OBJECTIVE — Check each line of the material below, and copy it if it holds the string "label".

━━ DATA EXCERPTS ━━

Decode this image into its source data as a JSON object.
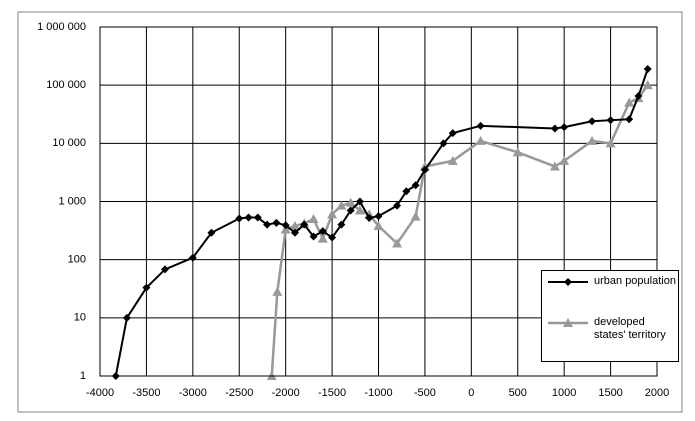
{
  "chart_data": {
    "type": "line",
    "log_y": true,
    "grid": true,
    "legend": "bottom-right",
    "xlim": [
      -4000,
      2000
    ],
    "xticks": [
      -4000,
      -3500,
      -3000,
      -2500,
      -2000,
      -1500,
      -1000,
      -500,
      0,
      500,
      1000,
      1500,
      2000
    ],
    "ylim": [
      1,
      1000000
    ],
    "yticks": [
      1,
      10,
      100,
      {
        "value": 1000,
        "label": "1 000"
      },
      {
        "value": 10000,
        "label": "10 000"
      },
      {
        "value": 100000,
        "label": "100 000"
      },
      {
        "value": 1000000,
        "label": "1 000 000"
      }
    ],
    "series": [
      {
        "name": "urban population",
        "color": "#000000",
        "marker": "diamond",
        "x": [
          -3830,
          -3710,
          -3500,
          -3300,
          -3000,
          -2800,
          -2500,
          -2400,
          -2300,
          -2200,
          -2100,
          -2000,
          -1900,
          -1800,
          -1700,
          -1600,
          -1500,
          -1400,
          -1300,
          -1200,
          -1100,
          -1000,
          -800,
          -700,
          -600,
          -500,
          -300,
          -200,
          100,
          900,
          1000,
          1300,
          1500,
          1700,
          1800,
          1900
        ],
        "values": [
          1,
          10,
          33,
          68,
          108,
          290,
          510,
          530,
          530,
          400,
          430,
          390,
          290,
          400,
          250,
          310,
          240,
          400,
          700,
          1000,
          520,
          560,
          850,
          1500,
          1900,
          3500,
          10000,
          15000,
          20000,
          18000,
          19000,
          24000,
          25000,
          26000,
          65000,
          190000
        ]
      },
      {
        "name": "developed states' territory",
        "color": "#999999",
        "marker": "triangle",
        "x": [
          -2150,
          -2090,
          -2000,
          -1900,
          -1800,
          -1700,
          -1600,
          -1500,
          -1400,
          -1300,
          -1200,
          -1100,
          -1000,
          -800,
          -600,
          -500,
          -200,
          100,
          500,
          900,
          1000,
          1300,
          1500,
          1700,
          1800,
          1900
        ],
        "values": [
          1,
          28,
          330,
          380,
          420,
          500,
          230,
          600,
          850,
          950,
          700,
          600,
          380,
          190,
          550,
          4000,
          5000,
          11000,
          7000,
          4000,
          5000,
          11000,
          10000,
          50000,
          60000,
          100000
        ]
      }
    ]
  }
}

━━━

SOLUTION TO THIS EXERCISE —
        "label": "1 000"
        "label": "10 000"
        "label": "100 000"
        "label": "1 000 000"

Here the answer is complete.